It’s fitting that Baby Bistro is in the spotlight now; its chef and co-owner Miles Thompson has created a singular vision in L.A.’s culinary scene. A staunch lover of farmers’ markets, Thompson has long cultivated deep relationships with growers, and cooks with produce from within a 300-mile radius of the restaurant. His experience working at Michael’s Santa Monica in Santa Monica (which earned him James Beard Award nominations) and his now-closed Allumette (which was on several best restaurants lists) have all led to Baby Bistro, where he sprinkles in culinary techniques and ingredients that make up the vibrant cultures of L.A.
While there’s a slight nod to French cuisine, Baby Bistro is more about the sum of its parts. The tight, hyperseasonal menu—which changes often and is best ordered in full— has showcased everything from an innovative rice-stuffed squid dish garnished with bitter melon slices and perilla leaves, to pine-nut cookies married with cucumber cream.
To round out the experience, Thompson’s partner and wine director Andy Schwartz thoughtfully curates an ever-changing beverage list with a focus on French and Californian wines. His witty and poetic descriptions of the bottles on the menu (this for a Chenin Blanc: “Lush, foamy bubbles cover the scars of its broken past”) add an eclectic touch that’s part of the fabric of Baby Bistro. The casual, cozy vibes (it truly feels like you’re eating in someone’s home) only add to the allure.
We chatted with Schwartz to get the lowdown on how to snag a table at Baby Bistro, and how to order once you get in.
Congrats on the New York Times review! How has it affected your bookings since it was published?
Andy Schwartz: It’s great that people are saying really nice things about the restaurant and it’s definitely making a difference for the business. It’s a small restaurant, so on the weekends, even before [the review], we were already booking up … but now it’s five days a week, all the same amount of covers (75 to 82 people per night), right at the cap that we accept, with hundreds of Notifies.
How many seats are in the restaurant and the back patio?
I’d say 36.
Do you accept walk-ins?
§ §
**SET OF TASKS**
1. Retype the Baby Bistro article from "Andy Schwartz: It’s" to "I’d say 36.".
2. Using the Baby Bistro article, explain in one to three sentences why the restaurant was already booking up on weekends before the review.
3. Please carry on the Baby Bistro article from the point where it stops.
The entries have no connection to the Baby Bistro article.

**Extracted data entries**
§ §
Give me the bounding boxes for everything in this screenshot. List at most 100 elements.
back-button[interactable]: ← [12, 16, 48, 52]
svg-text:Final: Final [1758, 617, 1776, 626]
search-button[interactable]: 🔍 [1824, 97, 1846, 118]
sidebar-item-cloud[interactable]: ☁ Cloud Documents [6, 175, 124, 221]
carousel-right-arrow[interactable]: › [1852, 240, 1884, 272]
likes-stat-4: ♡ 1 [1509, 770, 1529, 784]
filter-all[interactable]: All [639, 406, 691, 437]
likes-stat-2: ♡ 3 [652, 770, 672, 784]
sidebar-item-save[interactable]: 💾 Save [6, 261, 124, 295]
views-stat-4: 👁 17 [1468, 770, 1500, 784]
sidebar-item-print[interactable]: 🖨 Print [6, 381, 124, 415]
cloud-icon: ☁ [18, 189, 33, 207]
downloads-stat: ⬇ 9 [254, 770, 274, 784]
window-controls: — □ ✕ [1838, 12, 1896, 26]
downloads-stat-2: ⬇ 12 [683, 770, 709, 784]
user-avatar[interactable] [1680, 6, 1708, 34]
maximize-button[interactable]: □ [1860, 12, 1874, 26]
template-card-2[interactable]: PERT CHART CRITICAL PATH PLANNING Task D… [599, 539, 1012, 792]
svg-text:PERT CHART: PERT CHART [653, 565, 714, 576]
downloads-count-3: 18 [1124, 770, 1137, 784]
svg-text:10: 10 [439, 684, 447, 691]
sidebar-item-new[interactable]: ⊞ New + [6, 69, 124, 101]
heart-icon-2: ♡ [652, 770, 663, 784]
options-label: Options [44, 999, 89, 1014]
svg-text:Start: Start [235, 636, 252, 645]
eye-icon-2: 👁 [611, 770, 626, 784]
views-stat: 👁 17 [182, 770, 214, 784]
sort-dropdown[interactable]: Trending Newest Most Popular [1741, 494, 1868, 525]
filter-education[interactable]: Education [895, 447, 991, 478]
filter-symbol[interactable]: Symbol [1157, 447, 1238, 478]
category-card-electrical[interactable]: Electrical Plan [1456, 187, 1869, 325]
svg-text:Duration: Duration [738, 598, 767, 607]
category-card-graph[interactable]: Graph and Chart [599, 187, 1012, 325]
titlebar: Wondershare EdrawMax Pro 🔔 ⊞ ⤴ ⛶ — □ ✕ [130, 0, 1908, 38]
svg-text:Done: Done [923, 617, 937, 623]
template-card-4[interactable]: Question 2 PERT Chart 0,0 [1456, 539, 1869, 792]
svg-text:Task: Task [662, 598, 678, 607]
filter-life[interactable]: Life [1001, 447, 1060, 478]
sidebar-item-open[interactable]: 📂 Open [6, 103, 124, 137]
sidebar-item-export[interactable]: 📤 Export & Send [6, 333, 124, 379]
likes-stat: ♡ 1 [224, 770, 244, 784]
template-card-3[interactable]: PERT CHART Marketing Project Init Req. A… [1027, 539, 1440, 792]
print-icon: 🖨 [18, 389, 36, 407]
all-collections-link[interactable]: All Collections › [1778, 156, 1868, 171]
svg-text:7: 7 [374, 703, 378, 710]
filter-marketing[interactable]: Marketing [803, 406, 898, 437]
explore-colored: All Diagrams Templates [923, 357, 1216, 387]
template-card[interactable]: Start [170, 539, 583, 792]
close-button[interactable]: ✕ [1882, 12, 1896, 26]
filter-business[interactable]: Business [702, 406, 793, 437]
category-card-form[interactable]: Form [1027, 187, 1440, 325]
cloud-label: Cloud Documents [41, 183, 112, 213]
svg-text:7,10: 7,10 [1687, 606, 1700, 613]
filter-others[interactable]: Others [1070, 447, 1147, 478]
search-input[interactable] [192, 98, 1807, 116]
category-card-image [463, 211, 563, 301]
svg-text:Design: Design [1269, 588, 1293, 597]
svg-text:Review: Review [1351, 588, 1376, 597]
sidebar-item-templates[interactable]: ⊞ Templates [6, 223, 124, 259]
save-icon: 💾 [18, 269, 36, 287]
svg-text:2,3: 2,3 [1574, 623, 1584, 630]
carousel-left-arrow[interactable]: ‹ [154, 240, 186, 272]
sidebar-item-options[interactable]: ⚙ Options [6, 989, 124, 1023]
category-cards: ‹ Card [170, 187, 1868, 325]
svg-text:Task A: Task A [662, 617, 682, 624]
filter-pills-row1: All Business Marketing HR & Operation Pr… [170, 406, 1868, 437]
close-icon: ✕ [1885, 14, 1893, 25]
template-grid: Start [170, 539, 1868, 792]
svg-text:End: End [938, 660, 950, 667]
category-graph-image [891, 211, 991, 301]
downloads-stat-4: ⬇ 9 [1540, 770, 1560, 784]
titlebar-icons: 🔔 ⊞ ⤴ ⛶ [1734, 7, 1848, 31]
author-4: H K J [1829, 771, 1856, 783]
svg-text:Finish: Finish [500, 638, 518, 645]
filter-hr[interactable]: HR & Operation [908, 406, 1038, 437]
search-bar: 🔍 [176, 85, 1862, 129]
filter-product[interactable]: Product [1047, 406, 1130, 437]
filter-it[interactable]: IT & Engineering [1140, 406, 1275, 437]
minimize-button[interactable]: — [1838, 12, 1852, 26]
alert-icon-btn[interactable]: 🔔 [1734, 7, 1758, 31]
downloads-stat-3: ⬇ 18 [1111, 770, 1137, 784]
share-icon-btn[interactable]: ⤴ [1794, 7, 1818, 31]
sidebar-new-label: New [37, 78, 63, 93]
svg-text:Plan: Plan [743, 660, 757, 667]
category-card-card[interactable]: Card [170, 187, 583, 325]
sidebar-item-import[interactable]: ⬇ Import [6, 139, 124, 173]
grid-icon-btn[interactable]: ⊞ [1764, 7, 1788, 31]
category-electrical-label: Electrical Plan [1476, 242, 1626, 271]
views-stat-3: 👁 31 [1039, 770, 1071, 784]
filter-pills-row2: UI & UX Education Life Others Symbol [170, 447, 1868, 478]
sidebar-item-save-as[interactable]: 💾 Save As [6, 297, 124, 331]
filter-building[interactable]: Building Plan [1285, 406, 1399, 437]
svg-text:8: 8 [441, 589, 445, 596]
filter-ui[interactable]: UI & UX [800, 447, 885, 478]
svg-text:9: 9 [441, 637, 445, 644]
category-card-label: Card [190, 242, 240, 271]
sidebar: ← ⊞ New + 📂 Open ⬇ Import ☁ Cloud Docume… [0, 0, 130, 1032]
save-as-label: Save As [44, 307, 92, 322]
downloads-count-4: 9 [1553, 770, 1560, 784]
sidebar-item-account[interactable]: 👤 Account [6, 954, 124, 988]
§ §
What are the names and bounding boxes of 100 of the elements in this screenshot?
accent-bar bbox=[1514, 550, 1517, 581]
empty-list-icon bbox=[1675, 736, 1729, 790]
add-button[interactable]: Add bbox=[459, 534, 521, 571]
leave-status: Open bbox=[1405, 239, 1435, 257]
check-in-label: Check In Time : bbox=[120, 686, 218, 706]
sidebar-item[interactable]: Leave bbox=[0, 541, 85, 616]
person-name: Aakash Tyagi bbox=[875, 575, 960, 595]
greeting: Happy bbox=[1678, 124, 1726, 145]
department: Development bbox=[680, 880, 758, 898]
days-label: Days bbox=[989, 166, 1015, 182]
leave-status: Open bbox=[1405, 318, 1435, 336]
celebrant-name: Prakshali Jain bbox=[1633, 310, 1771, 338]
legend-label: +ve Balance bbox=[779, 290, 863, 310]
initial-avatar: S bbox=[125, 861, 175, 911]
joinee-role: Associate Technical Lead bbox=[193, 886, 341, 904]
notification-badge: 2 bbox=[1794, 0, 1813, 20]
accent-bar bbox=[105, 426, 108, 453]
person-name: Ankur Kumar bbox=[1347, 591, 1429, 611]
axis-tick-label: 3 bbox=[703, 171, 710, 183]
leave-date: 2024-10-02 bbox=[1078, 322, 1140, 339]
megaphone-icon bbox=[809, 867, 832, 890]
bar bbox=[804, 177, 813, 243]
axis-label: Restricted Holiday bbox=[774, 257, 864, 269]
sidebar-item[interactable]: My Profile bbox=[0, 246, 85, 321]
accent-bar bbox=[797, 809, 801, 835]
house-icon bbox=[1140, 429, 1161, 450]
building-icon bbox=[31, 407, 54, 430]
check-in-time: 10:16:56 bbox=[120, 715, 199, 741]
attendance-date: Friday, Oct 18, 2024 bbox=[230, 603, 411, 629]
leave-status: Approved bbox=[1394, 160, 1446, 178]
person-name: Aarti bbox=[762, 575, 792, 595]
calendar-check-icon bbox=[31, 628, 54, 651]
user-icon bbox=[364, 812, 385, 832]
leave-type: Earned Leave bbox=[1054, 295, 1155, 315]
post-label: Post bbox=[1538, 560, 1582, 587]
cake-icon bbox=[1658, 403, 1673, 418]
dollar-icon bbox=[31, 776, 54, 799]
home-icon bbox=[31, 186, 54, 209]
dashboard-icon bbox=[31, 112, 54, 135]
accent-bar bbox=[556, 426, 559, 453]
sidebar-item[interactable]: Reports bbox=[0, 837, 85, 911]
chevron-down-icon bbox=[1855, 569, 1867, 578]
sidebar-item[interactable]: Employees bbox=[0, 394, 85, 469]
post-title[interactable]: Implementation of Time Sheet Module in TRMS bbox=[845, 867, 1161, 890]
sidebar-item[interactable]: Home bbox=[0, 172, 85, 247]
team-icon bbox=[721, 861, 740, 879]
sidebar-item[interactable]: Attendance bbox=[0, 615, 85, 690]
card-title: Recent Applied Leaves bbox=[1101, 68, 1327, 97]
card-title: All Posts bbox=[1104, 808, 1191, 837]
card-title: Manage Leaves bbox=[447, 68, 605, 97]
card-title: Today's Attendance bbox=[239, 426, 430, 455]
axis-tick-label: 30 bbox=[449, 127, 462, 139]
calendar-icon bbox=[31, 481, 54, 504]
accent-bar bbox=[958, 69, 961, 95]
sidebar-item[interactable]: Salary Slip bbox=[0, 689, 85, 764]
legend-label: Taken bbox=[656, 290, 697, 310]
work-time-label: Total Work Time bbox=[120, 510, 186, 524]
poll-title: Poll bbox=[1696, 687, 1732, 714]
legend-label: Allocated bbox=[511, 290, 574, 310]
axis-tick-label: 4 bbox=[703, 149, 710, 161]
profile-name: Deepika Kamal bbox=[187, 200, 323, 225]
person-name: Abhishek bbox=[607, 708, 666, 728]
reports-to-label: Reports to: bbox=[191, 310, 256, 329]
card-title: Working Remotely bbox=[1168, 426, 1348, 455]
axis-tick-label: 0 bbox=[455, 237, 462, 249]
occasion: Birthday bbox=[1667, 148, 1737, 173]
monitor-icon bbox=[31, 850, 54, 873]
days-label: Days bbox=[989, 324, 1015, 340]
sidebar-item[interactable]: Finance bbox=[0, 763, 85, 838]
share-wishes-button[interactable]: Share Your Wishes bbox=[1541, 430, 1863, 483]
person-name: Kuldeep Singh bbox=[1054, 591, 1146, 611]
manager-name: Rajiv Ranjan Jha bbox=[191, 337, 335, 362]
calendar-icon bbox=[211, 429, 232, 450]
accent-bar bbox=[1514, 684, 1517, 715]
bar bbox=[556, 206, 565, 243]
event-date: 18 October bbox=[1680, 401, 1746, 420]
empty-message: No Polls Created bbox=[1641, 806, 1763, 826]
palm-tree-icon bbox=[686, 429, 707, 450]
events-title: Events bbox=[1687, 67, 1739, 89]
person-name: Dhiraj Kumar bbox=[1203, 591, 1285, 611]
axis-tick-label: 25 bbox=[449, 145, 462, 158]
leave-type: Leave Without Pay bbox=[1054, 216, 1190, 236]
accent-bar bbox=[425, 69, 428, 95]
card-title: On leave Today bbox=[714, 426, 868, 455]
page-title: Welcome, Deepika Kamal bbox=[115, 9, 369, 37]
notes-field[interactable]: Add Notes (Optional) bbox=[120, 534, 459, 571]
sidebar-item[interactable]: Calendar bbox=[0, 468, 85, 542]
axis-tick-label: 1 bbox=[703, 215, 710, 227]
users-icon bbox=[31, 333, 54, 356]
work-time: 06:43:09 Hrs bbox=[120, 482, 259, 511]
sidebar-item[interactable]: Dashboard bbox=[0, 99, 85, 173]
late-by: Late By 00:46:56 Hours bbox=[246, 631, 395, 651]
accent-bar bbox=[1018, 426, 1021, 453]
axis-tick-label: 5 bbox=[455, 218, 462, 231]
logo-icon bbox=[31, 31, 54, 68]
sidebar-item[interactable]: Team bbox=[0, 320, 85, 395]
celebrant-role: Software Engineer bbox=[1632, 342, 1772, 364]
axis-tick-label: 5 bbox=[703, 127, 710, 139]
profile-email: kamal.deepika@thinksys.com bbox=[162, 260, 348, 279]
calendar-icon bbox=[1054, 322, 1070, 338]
§ §
**RESPONSES**
1.
Andy Schwartz: It’s great that people are saying really nice things about the restaurant and it’s definitely making a difference for the business. It’s a small restaurant, so on the weekends, even before [the review], we were already booking up … but now it’s five days a week, all the same amount of covers (75 to 82 people per night), right at the cap that we accept, with hundreds of Notifies.
How many seats are in the restaurant and the back patio?
I’d say 36.

2. Andy Schwartz says it is a small restaurant. Because of its limited size, it was already filling up on weekends before the New York Times review came out.

3.
We always keep the front patio for walk-ins, which has a few benches and small tables, and stools with taller tables. We can take another eight to 10 people out front. They’re mostly two-top tables, but four can definitely be done. And most nights, with some rare exceptions, the whole menu is available out front.
If someone was planning to walk in, what time and day of the week would they have the most luck?
The best bet for walk-ins is right at opening. There’s almost always a few tables that are open from 5:30 to 7 p.m., Tuesday through Friday. Generally, there are also openings between 9 to 9:30 p.m.
When do reservations open to the public?
Two weeks out at 10 a.m.
How quickly do primetime weekend reservations get snatched up?
The day that they’re released.
What’s a workaround to that?
Every day when we send out confirmations at 4 p.m. the day prior to reservations, we see a slew of cancellations. I always tell people to set the Notify feature and be ready at 4 p.m. the day prior.
How long is your Notify list?
It depends on the day. Sometimes it’s just in the 40s and 50s. And on weekends, it’s maybe north of 200. Some of those people just do it [without planning to actually go], so [the number] always feels a little inflated.
What’s the most popular day and time that gets snatched up on reservations?
It’s 5:30 to 6 p.m. on Saturdays.
Are there certain days where there is a better chance to get a primetime reservation?
Tuesday through Thursday.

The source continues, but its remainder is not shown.